=== Work instructions ===
Each entry must appear again exactly as it does in the source.

=== Records for processing ===

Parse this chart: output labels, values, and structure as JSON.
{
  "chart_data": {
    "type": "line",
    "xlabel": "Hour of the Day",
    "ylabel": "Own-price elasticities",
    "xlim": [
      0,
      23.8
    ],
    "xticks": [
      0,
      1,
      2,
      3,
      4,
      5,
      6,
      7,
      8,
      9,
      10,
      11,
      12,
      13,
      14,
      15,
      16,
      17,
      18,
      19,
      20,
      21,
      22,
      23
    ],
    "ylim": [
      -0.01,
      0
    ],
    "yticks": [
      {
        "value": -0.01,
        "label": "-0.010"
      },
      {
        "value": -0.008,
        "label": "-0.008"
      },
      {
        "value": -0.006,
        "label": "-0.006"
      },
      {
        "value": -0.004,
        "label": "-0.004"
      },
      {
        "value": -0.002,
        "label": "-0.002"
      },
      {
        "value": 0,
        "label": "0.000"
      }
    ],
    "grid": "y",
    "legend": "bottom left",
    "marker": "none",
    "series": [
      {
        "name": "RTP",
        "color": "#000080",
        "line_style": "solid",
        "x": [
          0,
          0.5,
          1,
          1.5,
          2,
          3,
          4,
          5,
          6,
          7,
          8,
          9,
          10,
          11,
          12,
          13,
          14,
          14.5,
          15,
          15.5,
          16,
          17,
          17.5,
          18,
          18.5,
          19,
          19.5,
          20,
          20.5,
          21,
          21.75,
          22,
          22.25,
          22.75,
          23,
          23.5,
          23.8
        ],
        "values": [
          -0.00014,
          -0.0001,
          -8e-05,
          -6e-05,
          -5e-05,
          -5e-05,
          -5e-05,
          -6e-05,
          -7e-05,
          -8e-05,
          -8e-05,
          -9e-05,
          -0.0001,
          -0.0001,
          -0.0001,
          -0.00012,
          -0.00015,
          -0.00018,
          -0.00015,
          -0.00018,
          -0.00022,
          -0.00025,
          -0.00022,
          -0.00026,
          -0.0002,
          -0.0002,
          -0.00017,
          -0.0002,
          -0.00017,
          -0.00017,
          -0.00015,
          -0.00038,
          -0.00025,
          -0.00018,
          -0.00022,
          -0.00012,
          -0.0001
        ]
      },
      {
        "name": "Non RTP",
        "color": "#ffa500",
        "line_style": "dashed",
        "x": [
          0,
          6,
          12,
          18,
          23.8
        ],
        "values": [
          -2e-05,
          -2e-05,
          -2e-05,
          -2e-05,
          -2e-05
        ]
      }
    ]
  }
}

=== Task output ===
Parse this chart: output labels, values, and structure as JSON.
{
  "chart_data": {
    "type": "line",
    "xlabel": "Hour of the Day",
    "ylabel": "Own-price elasticities",
    "xlim": [
      0,
      23.8
    ],
    "xticks": [
      0,
      1,
      2,
      3,
      4,
      5,
      6,
      7,
      8,
      9,
      10,
      11,
      12,
      13,
      14,
      15,
      16,
      17,
      18,
      19,
      20,
      21,
      22,
      23
    ],
    "ylim": [
      -0.01,
      0
    ],
    "yticks": [
      {
        "value": -0.01,
        "label": "-0.010"
      },
      {
        "value": -0.008,
        "label": "-0.008"
      },
      {
        "value": -0.006,
        "label": "-0.006"
      },
      {
        "value": -0.004,
        "label": "-0.004"
      },
      {
        "value": -0.002,
        "label": "-0.002"
      },
      {
        "value": 0,
        "label": "0.000"
      }
    ],
    "grid": "y",
    "legend": "bottom left",
    "marker": "none",
    "series": [
      {
        "name": "RTP",
        "color": "#000080",
        "line_style": "solid",
        "x": [
          0,
          0.5,
          1,
          1.5,
          2,
          3,
          4,
          5,
          6,
          7,
          8,
          9,
          10,
          11,
          12,
          13,
          14,
          14.5,
          15,
          15.5,
          16,
          17,
          17.5,
          18,
          18.5,
          19,
          19.5,
          20,
          20.5,
          21,
          21.75,
          22,
          22.25,
          22.75,
          23,
          23.5,
          23.8
        ],
        "values": [
          -0.00014,
          -0.0001,
          -8e-05,
          -6e-05,
          -5e-05,
          -5e-05,
          -5e-05,
          -6e-05,
          -7e-05,
          -8e-05,
          -8e-05,
          -9e-05,
          -0.0001,
          -0.0001,
          -0.0001,
          -0.00012,
          -0.00015,
          -0.00018,
          -0.00015,
          -0.00018,
          -0.00022,
          -0.00025,
          -0.00022,
          -0.00026,
          -0.0002,
          -0.0002,
          -0.00017,
          -0.0002,
          -0.00017,
          -0.00017,
          -0.00015,
          -0.00038,
          -0.00025,
          -0.00018,
          -0.00022,
          -0.00012,
          -0.0001
        ]
      },
      {
        "name": "Non RTP",
        "color": "#ffa500",
        "line_style": "dashed",
        "x": [
          0,
          6,
          12,
          18,
          23.8
        ],
        "values": [
          -2e-05,
          -2e-05,
          -2e-05,
          -2e-05,
          -2e-05
        ]
      }
    ]
  }
}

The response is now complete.